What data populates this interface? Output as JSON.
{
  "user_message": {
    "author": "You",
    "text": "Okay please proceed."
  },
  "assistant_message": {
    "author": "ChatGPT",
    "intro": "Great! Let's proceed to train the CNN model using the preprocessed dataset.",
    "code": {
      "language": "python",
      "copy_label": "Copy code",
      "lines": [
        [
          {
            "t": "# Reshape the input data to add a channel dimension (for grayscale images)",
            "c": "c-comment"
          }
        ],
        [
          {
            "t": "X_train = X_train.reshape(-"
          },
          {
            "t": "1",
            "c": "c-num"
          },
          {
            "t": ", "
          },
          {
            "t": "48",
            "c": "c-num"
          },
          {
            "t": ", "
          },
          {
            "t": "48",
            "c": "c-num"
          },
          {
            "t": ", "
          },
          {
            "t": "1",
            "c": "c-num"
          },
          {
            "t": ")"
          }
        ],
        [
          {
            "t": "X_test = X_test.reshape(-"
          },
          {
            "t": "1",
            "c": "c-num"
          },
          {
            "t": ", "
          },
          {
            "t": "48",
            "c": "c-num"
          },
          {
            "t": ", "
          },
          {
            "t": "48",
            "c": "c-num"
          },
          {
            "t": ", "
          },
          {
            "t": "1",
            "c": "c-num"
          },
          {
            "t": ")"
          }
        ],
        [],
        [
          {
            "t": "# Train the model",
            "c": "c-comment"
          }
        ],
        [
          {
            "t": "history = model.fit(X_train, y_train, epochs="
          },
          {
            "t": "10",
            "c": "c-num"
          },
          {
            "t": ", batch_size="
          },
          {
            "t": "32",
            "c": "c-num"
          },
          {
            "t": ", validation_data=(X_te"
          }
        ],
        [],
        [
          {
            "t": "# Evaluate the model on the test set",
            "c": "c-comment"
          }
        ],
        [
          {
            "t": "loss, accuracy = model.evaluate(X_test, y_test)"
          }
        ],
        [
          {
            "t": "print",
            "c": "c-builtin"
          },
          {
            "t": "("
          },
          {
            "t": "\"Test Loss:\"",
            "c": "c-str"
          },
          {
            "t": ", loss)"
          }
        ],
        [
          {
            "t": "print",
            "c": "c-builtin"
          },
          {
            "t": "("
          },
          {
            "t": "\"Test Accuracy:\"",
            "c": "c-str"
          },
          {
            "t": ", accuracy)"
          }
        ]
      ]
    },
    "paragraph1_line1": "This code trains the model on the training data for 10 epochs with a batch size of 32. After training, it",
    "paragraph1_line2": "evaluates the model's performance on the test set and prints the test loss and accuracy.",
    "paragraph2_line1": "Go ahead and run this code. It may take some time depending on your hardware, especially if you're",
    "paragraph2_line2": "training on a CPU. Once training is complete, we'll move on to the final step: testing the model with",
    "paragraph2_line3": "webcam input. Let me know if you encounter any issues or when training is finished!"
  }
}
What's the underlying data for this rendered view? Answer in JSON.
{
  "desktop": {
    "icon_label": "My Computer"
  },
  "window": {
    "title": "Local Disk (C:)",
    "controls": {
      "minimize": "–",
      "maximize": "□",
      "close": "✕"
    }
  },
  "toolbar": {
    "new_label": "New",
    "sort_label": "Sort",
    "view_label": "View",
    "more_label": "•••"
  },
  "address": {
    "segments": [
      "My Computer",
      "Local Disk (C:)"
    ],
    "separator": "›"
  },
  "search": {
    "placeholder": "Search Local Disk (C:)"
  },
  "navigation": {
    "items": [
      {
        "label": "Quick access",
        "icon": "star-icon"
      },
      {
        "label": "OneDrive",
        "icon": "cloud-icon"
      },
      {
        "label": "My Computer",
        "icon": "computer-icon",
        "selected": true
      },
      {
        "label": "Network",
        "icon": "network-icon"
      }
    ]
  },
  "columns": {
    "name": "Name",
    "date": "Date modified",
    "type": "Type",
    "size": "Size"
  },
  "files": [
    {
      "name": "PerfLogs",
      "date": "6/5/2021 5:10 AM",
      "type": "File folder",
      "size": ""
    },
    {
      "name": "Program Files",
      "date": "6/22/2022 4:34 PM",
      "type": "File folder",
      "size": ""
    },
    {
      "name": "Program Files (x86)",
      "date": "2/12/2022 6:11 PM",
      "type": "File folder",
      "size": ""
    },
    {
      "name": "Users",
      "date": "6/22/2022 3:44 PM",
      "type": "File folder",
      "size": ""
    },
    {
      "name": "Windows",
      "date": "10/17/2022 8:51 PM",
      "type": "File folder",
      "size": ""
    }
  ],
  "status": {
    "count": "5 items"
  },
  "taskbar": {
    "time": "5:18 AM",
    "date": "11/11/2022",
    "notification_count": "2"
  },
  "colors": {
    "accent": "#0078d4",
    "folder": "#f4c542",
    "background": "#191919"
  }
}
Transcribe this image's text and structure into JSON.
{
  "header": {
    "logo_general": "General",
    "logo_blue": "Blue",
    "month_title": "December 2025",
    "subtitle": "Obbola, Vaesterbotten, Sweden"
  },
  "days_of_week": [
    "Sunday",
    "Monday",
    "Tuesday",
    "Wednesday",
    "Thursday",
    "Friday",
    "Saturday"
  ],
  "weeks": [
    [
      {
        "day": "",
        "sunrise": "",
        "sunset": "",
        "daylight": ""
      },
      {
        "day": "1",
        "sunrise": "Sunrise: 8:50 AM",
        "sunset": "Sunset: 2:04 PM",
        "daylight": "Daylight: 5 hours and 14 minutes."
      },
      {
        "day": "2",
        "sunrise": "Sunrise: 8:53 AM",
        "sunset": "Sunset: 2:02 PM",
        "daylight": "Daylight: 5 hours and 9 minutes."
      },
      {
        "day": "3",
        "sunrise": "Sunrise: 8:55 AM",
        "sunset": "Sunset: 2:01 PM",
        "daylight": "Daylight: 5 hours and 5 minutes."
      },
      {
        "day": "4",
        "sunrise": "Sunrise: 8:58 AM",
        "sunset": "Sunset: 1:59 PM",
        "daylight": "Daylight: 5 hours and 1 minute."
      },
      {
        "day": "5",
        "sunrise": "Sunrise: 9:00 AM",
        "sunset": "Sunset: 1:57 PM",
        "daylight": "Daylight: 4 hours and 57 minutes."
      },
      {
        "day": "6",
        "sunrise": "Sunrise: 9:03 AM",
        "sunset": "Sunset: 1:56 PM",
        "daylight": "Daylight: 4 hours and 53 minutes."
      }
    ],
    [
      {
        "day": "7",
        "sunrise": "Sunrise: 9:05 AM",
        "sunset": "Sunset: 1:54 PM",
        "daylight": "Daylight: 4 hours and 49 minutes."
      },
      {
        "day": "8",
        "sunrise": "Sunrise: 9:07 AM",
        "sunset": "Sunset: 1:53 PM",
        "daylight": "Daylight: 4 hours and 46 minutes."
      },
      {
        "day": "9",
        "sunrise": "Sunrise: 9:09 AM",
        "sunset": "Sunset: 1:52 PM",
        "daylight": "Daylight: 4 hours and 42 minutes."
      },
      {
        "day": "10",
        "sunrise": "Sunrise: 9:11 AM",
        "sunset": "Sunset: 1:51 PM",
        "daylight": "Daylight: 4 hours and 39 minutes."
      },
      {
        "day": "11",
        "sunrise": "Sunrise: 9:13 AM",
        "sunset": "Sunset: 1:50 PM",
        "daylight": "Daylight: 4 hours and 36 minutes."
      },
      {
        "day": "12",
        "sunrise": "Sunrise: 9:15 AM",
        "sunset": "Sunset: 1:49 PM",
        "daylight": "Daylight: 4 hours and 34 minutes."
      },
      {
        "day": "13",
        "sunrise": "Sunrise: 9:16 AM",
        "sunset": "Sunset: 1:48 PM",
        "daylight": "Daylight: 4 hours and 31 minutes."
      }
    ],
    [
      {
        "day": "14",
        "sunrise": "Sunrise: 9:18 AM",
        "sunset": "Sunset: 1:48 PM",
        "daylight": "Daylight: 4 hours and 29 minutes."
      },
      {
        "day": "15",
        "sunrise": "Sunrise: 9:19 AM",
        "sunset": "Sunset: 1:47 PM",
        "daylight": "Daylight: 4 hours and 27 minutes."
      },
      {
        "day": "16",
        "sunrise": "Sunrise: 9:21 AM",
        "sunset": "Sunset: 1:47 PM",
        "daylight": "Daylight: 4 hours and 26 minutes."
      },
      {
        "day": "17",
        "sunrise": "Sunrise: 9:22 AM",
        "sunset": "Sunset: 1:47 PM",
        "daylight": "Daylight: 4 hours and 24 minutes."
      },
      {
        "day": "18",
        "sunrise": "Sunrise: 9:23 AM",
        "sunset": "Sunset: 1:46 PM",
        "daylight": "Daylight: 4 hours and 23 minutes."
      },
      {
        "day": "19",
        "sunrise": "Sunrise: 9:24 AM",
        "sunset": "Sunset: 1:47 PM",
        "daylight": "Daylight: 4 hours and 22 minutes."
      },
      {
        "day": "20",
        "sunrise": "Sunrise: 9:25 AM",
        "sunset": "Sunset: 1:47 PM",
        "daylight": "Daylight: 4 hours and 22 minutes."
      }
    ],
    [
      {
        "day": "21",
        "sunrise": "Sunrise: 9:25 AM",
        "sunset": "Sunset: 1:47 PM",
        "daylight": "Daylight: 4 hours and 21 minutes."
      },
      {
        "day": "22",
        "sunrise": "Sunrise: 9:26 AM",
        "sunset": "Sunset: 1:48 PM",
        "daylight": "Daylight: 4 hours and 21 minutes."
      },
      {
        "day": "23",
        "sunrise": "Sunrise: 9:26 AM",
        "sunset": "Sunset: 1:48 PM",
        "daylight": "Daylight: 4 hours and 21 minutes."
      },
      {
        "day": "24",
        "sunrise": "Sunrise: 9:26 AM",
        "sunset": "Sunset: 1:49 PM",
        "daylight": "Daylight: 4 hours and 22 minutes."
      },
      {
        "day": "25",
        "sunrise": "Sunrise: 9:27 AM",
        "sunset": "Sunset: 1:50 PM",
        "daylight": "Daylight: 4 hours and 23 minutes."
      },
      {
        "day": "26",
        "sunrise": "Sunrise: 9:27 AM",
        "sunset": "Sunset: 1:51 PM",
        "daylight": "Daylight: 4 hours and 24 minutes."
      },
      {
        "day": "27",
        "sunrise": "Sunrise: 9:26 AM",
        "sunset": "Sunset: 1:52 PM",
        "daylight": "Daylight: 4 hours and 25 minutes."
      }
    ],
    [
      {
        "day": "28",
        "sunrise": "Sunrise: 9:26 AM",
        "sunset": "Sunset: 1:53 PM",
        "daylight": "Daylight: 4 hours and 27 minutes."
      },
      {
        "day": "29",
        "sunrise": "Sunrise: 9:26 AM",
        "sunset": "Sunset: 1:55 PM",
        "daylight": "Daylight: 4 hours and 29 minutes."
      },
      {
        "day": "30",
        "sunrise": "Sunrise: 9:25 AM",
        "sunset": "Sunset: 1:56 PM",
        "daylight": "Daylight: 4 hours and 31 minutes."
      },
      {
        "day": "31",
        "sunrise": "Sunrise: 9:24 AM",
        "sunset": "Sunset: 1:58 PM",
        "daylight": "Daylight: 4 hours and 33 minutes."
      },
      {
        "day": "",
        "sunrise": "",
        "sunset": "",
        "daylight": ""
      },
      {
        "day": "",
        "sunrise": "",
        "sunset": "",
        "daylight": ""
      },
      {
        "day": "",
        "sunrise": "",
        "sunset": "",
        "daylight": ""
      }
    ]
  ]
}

::::::

Each line above that includes "name" should be shown.

    "name": "Name",
      "name": "PerfLogs",
      "name": "Program Files",
      "name": "Program Files (x86)",
      "name": "Users",
      "name": "Windows",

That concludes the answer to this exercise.